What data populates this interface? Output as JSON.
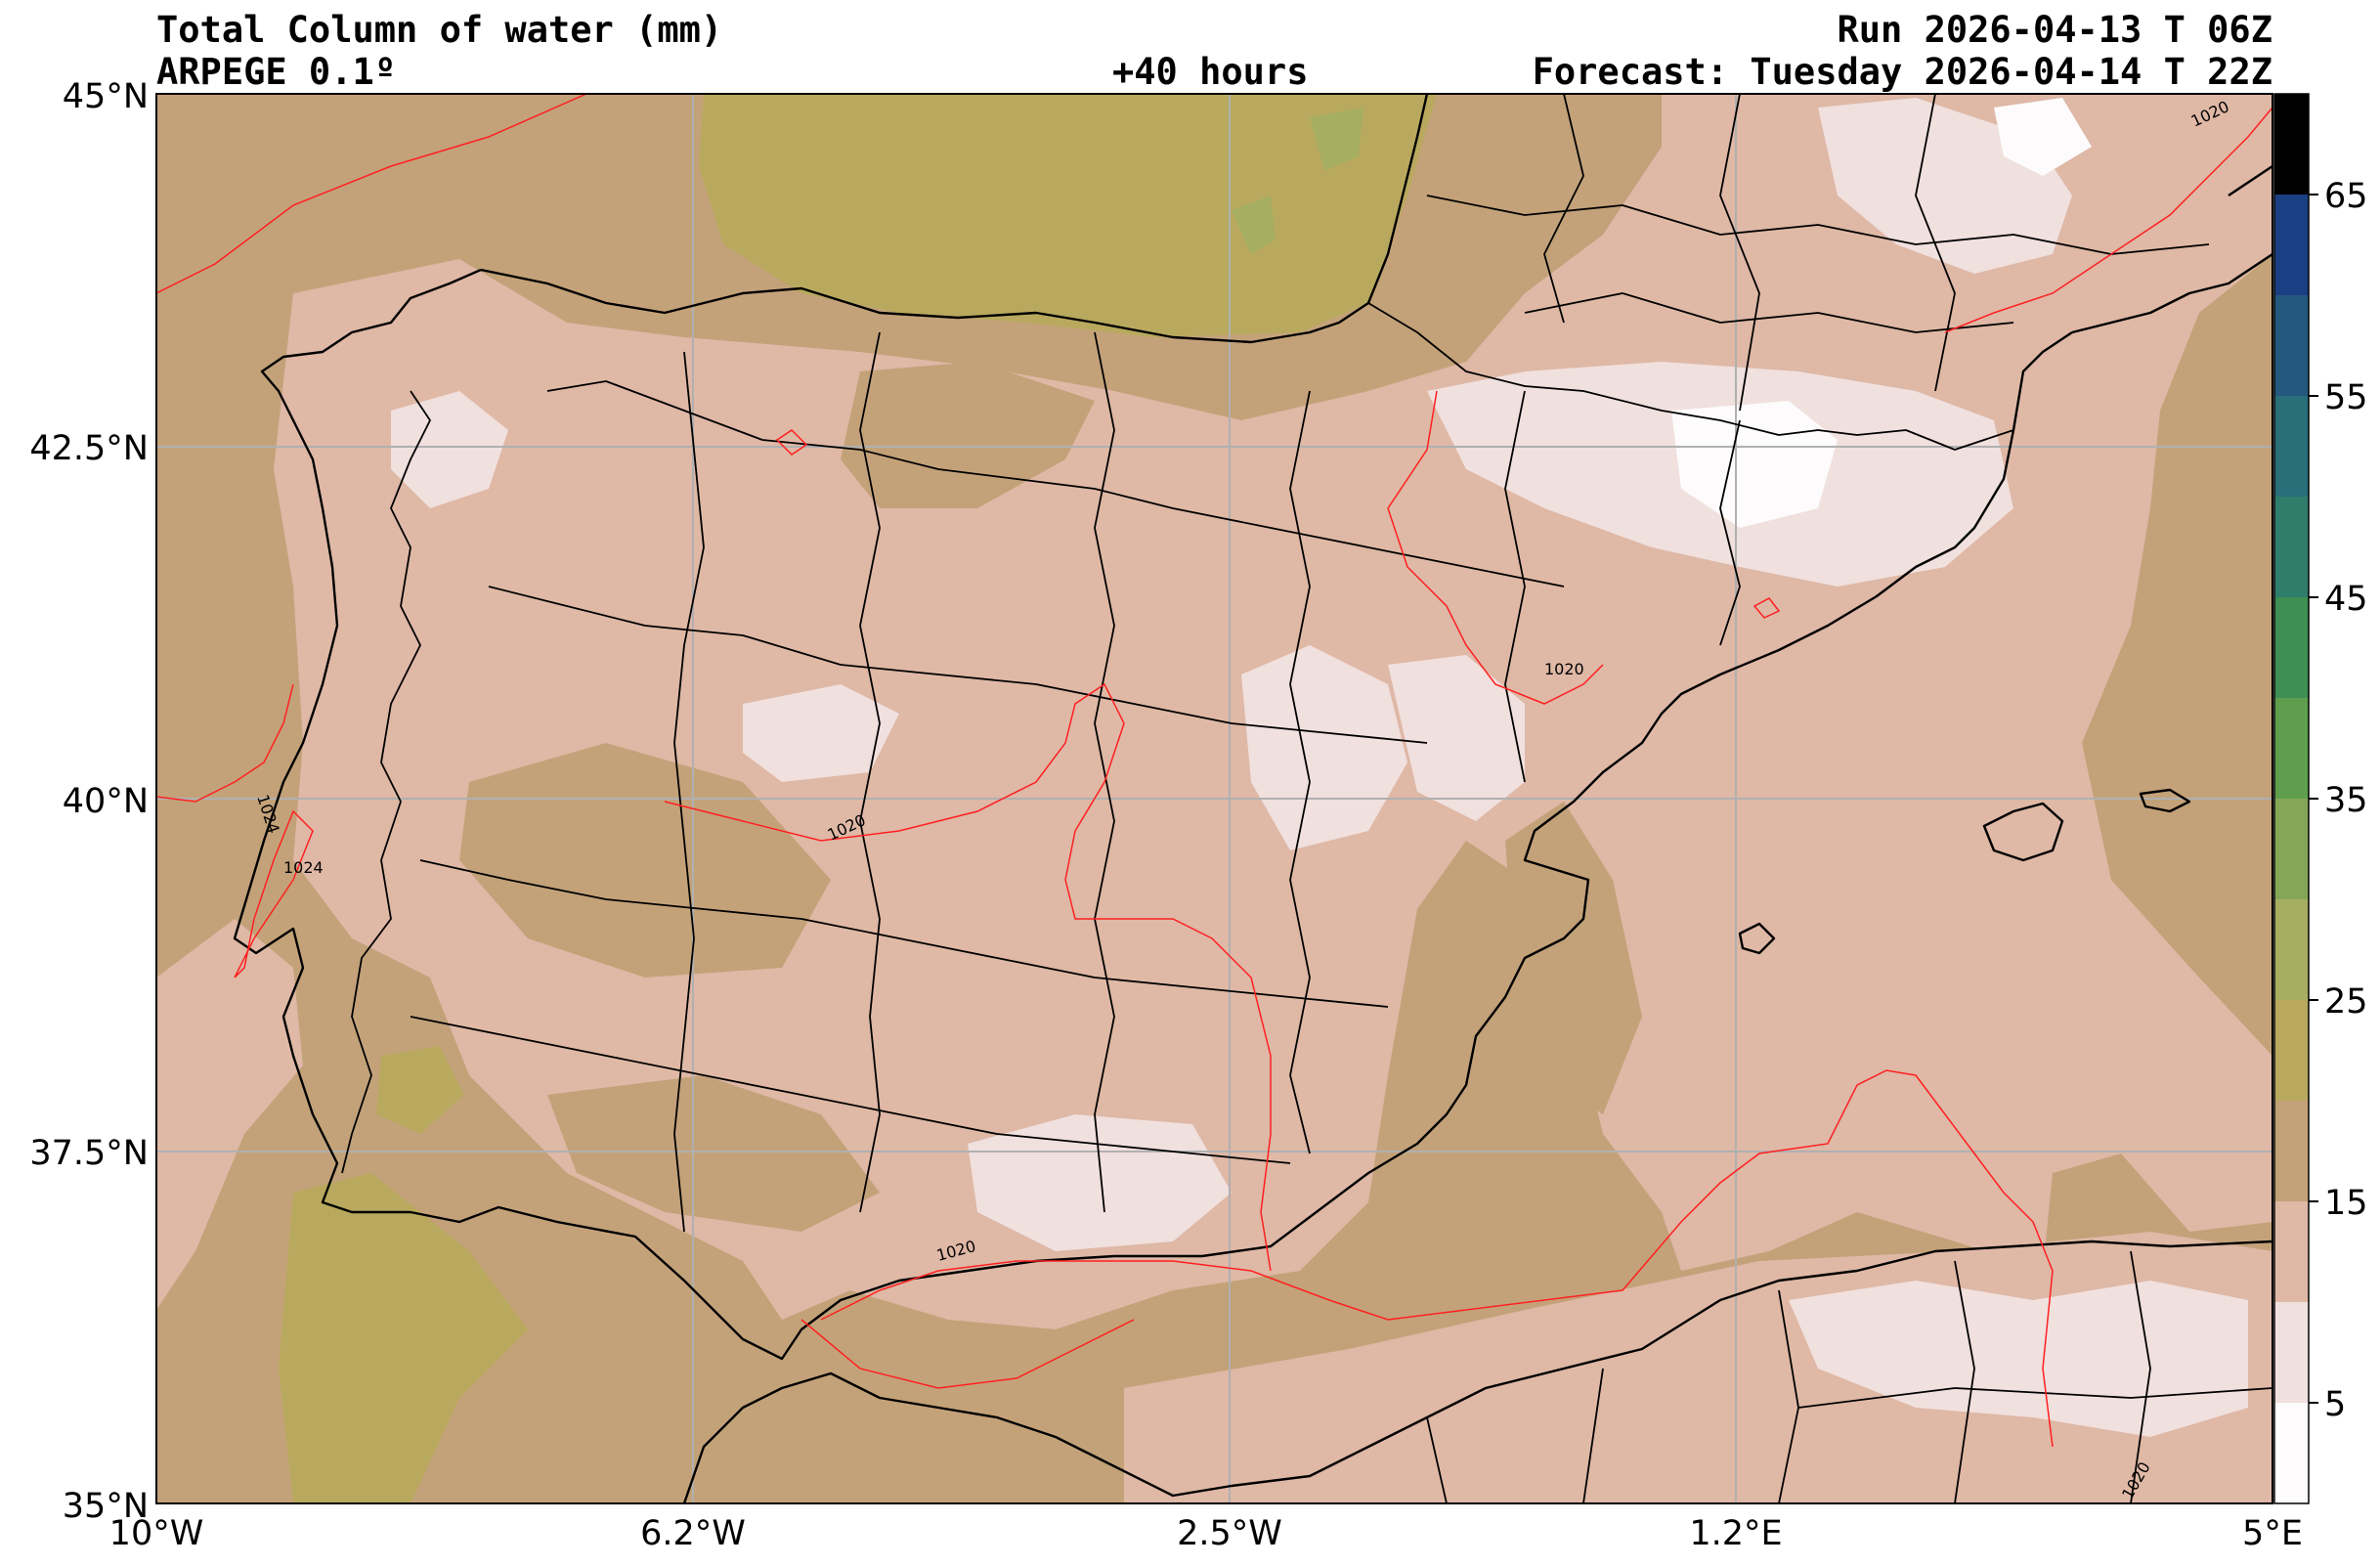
{
  "header": {
    "title": "Total Column of water (mm)",
    "model": "ARPEGE 0.1º",
    "lead": "+40 hours",
    "run": "Run 2026-04-13 T 06Z",
    "forecast": "Forecast: Tuesday 2026-04-14 T 22Z"
  },
  "axes": {
    "lat_labels": [
      "45°N",
      "42.5°N",
      "40°N",
      "37.5°N",
      "35°N"
    ],
    "lon_labels": [
      "10°W",
      "6.2°W",
      "2.5°W",
      "1.2°E",
      "5°E"
    ]
  },
  "colorbar": {
    "labels": [
      "65",
      "55",
      "45",
      "35",
      "25",
      "15",
      "5"
    ],
    "colors": [
      "#fdfbfb",
      "#f0e0de",
      "#dfb8a6",
      "#c3a279",
      "#b9a95e",
      "#a6ae61",
      "#86a657",
      "#5e9e4d",
      "#3f8f53",
      "#2f7e6c",
      "#2a6e79",
      "#24587e",
      "#1a3f82",
      "#0e2878",
      "#000000"
    ]
  },
  "isobars": [
    "1024",
    "1024",
    "1020",
    "1020",
    "1020",
    "1020",
    "1020"
  ],
  "legend_colors": {
    "land_low": "#c3a279",
    "medium": "#dfb8a6",
    "light": "#f0e0de",
    "olive": "#b9a95e",
    "green": "#a6ae61",
    "isobar": "#ff2020"
  }
}
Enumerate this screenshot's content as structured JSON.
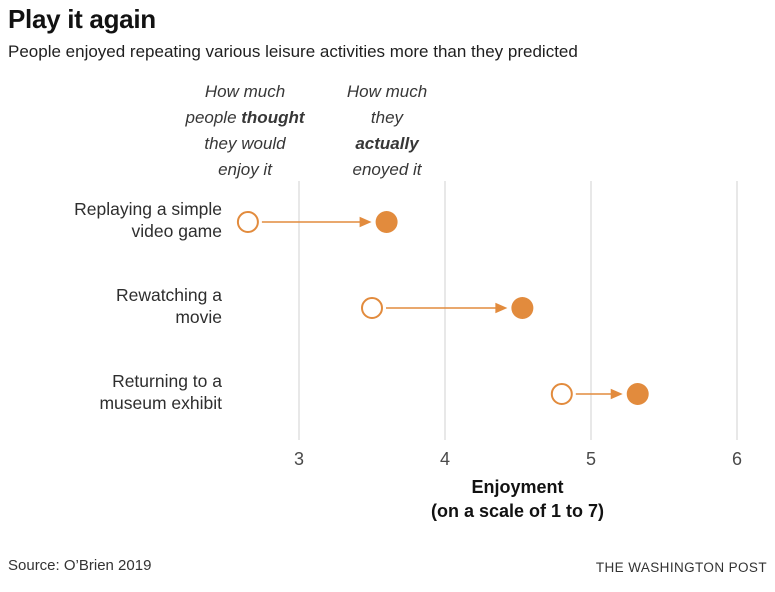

------------------------------------------------------------------------

# AIM OF THE TASK:
Pull out and copy each line containing the string "JSON".

# ANSWER FOR THE TASK:
What data populates this interface? Output as JSON.
Enumerate this screenshot's content as structured JSON.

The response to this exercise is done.